Vol. 8 No. 2 (2022): Veritas et Justitia
Catatan Redaksi
R-KUHP setelah sekian lama tertunda, akhirnya disahkan. Pemerintah dan DPR bersikukuh tidak ada yang salah dengan teks sebagaimana dirumuskan sebagai deretan bab dan pasal. Dikatakan tentang sejumlah pasal-pasal kontroversial di dalamnya bahwa itu semua dilakukan dengan mengakomodasi berbagai kepentingan politik berbeda. Sementara itu tidak semua elemen masyarakat menyambutnya dengan gembira. Mereka yang berkeberatan menyoroti sebenarnya perilaku dari penegak hukum dan pemerintah dan bagaimana ketentuan-ketentuan Pasal dalam KUHPidana baru akan dapat membenarkan perilaku buruk penegak hukum ketika mengurangi-merampas-meniadakan hak-hak warga negara atas nama peraturan perundang-undangan. Bagaimanapun juga apa yang tampak adalah cara membaca peraturan secara berbeda. Pemerintah melihat teks (KUHP baru) sebagai suatu capaian. Sementara masyarakat membaca teks dalam konteks berbeda. Dikaitkan dengan kecenderungan dan pola kebijakan pemerintah, teks dibaca sebagai ancaman pembenaran penindasan.
Cara membaca teks terlepas dari konteks – hanya rumusan peraturan berdiri sendiri - dan text dalam konteks mewarnai pula tulisan-tulisan yang terkolase dalam terbitan jurnal Veritas et Justitia sekarang ini. Salah satu konteks terpenting adalah perubahan dunia yang semakin cepat. Kebutuhan sebagian masyarakat akan jasa digital banking, dunia virtual dan avatar sebagai personae baru, perlindungan konsumen pangan hasil rekayasa genetik dan seterusnya menunjukkan pula bahwa teks hukum lama (tertulis dari negara) dengan cepat kehilangan kontekstualitasnya.
Apakah semua ini tidak mendorong kita untuk mencari cara membuat hukum yang berbeda? Hukum yang dapat dengan cepat mengikuti perubahan arus zaman? Maka apa sebaliknya kita sekaligus harus menata ulang pemahaman kita akan peran negara dan pemerintah: apakah masih governing atau hanya sekadar governance. Apakah pendekatan kodifikasi – yang dipertahankan pembuat KUHP Indonesia - masih dapat diandalkan ataukah, demi good governance dan pemajuan kepentigan ekonomi, pendekatan terbaik adalah omnibus? Ataukah pendekatan fragmentaris-sektoral dan pragmatis yang selama ini sebenarnya digunakan pemerintah dan pembuat undang-undang sudah tepat? Pertanyaan lain di tengah ancaman perang dan bencana alam adalah seberapa jauh hukum dapat mengakomodasi kepentingan lingkungan atau tetap mendahulukan kepentingan manusia? Kita kerapkali masih cenderung menyamakan begitu saja hukum tertulis (peraturan perundang-undangan) dengan regulasi maupun kebijakan (policy).
--
> _SASARAN TUGAS_:
1 – Salin bagian catatan redaksi di atas mulai dari "Cara membaca teks" sampai "cepat kehilangan kontekstualitasnya.", termasuk kedua batas itu, tanpa mengubah apa pun.
2 – Terjemahkan kalimat dari catatan redaksi di atas ini ke dalam bahasa Inggris: "Pemerintah melihat teks (KUHP baru) sebagai suatu capaian."
Data ini diambil dari sumber yang berbeda.

> _Cuplikan dataset_:
--
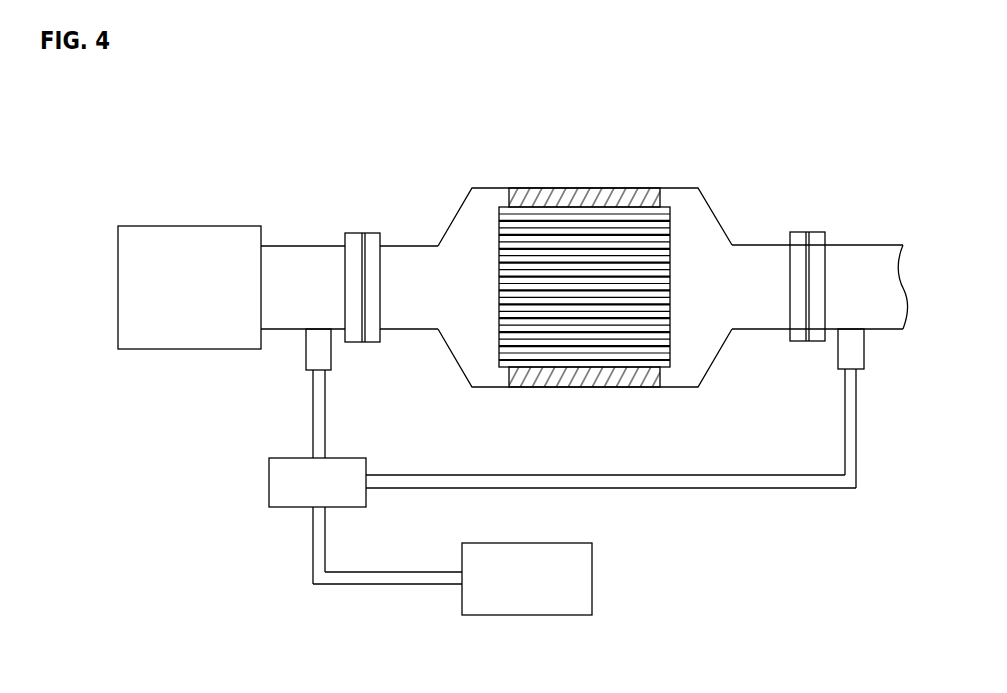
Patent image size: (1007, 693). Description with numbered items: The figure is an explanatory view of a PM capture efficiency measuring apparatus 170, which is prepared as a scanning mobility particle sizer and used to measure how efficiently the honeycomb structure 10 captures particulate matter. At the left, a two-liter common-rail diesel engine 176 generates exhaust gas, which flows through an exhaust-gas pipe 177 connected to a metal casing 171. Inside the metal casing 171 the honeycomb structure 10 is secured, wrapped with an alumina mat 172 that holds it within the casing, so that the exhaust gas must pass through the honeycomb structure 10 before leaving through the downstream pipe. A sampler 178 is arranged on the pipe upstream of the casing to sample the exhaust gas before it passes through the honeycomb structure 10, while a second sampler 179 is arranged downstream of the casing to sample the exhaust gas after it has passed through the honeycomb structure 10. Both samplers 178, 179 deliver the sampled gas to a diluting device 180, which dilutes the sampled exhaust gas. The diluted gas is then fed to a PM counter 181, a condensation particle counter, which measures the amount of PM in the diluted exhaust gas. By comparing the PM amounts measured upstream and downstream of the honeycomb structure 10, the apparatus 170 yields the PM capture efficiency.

The honeycomb structure 10 is at (682, 222).
The PM capture efficiency measuring apparatus 170 is at (600, 100).
The metal casing 171 is at (676, 388).
The alumina mat 172 is at (591, 197).
The common-rail diesel engine 176 is at (188, 242).
The exhaust-gas pipe 177 is at (298, 260).
The sampler 178 is at (306, 350).
The sampler 179 is at (864, 350).
The diluting device 180 is at (269, 482).
The PM counter 181 is at (592, 576).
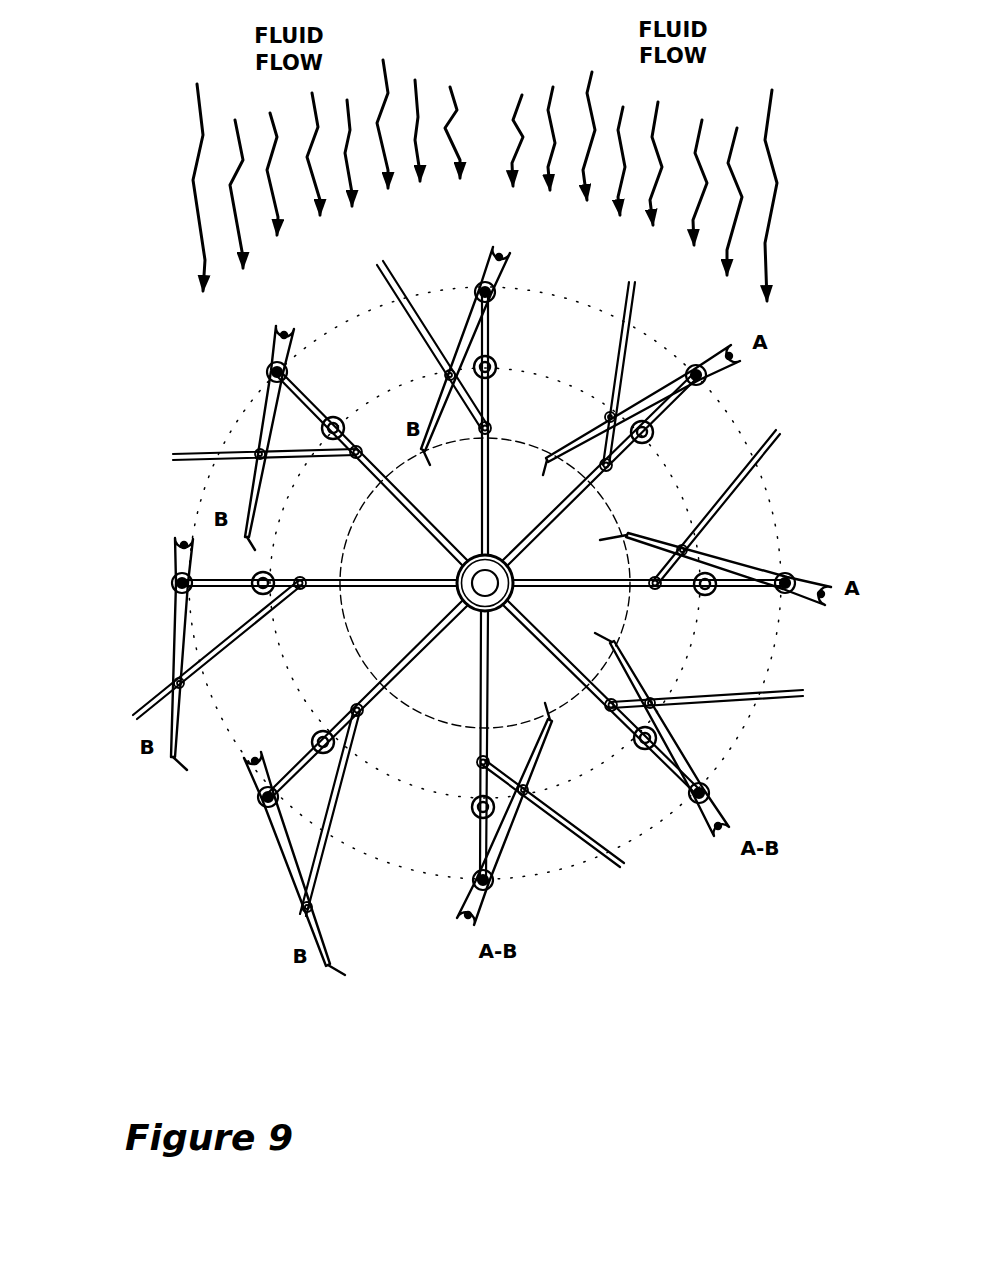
--
> _PEMBAHASAN JAWABAN_:
1 –
Cara membaca teks terlepas dari konteks – hanya rumusan peraturan berdiri sendiri - dan text dalam konteks mewarnai pula tulisan-tulisan yang terkolase dalam terbitan jurnal Veritas et Justitia sekarang ini. Salah satu konteks terpenting adalah perubahan dunia yang semakin cepat. Kebutuhan sebagian masyarakat akan jasa digital banking, dunia virtual dan avatar sebagai personae baru, perlindungan konsumen pangan hasil rekayasa genetik dan seterusnya menunjukkan pula bahwa teks hukum lama (tertulis dari negara) dengan cepat kehilangan kontekstualitasnya.

2 – The government views the text (the new Criminal Code) as an achievement.